• WORK REQUIRED: Search the listing for the string "JSON" and copy every line that contains it.

[Start DATA FOR THE TASK]

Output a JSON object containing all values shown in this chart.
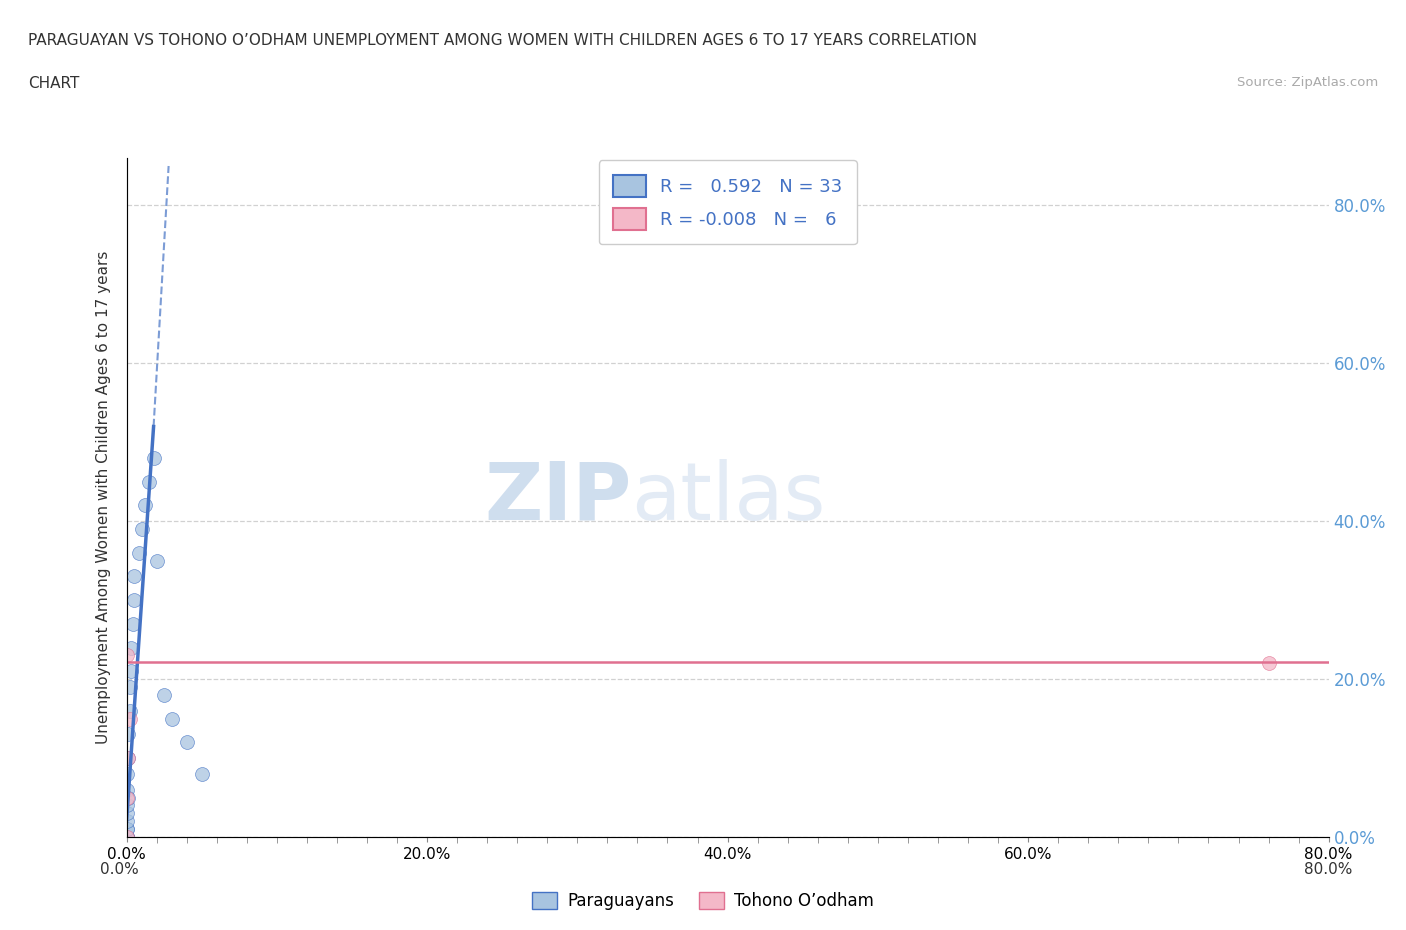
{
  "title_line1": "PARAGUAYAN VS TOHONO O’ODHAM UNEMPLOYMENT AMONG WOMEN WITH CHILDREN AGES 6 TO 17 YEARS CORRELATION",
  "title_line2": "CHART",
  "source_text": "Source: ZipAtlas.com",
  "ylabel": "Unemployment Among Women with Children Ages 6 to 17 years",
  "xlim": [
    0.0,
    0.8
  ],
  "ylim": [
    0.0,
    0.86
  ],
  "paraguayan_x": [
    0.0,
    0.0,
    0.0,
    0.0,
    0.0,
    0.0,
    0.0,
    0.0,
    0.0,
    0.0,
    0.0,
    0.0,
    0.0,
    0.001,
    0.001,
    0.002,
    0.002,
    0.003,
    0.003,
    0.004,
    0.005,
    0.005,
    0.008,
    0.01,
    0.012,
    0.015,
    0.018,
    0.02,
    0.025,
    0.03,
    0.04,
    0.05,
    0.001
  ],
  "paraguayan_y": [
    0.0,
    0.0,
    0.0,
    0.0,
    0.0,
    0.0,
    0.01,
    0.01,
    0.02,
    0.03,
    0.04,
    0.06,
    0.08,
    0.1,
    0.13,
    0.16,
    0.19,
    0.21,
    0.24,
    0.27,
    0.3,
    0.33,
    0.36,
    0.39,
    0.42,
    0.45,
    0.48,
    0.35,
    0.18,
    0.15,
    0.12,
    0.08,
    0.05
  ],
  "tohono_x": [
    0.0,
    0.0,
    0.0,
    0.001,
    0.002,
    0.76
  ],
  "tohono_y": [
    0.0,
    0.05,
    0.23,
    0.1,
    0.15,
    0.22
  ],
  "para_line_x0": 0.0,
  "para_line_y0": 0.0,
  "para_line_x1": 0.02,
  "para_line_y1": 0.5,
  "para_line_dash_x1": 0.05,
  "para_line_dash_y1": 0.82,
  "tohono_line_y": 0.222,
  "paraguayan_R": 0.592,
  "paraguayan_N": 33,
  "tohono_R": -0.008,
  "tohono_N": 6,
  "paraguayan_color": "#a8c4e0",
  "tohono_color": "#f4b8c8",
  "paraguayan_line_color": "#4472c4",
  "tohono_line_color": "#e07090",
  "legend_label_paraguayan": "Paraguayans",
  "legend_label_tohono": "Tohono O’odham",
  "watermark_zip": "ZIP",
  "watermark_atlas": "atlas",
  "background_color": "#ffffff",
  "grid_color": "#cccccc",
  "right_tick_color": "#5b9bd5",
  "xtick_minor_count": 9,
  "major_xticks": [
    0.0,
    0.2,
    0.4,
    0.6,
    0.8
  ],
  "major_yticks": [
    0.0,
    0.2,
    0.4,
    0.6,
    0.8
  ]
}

[End DATA FOR THE TASK]
[Start DATA FOR THE TASK]

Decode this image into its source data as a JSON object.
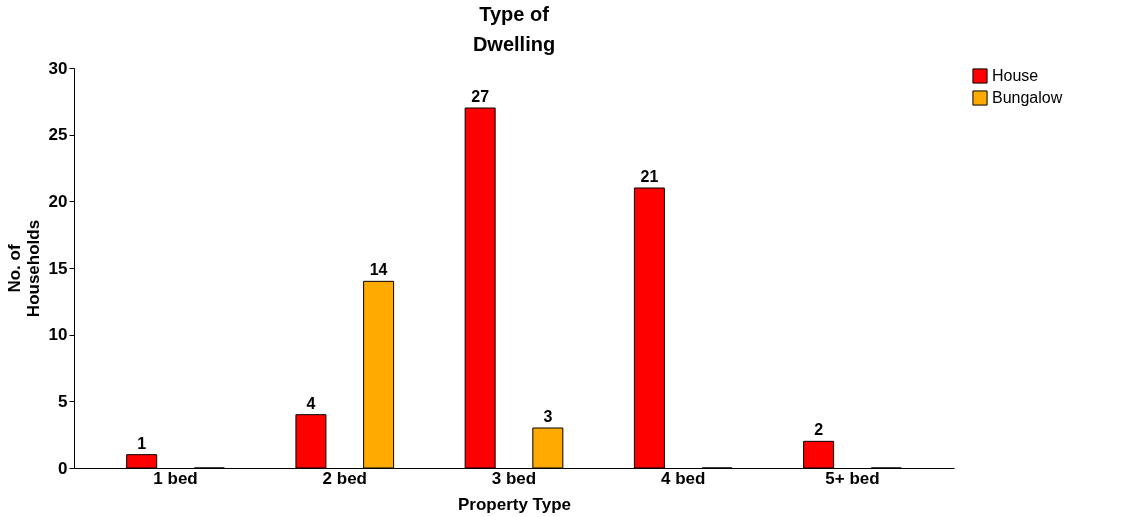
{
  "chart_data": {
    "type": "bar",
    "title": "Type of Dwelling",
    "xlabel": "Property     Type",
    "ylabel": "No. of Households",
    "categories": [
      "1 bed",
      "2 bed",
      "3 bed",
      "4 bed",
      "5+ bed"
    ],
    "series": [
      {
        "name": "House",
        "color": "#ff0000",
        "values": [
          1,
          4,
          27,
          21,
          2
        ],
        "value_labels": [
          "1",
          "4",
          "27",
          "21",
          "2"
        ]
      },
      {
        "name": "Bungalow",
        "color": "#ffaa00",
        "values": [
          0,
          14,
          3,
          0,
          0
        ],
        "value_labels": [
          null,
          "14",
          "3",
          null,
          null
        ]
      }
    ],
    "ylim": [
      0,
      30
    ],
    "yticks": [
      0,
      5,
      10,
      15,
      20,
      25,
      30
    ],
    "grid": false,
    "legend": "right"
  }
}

[End DATA FOR THE TASK]

• THE RESPONSE:
Output a JSON object containing all values shown in this chart.
Decode this image into its source data as a JSON object.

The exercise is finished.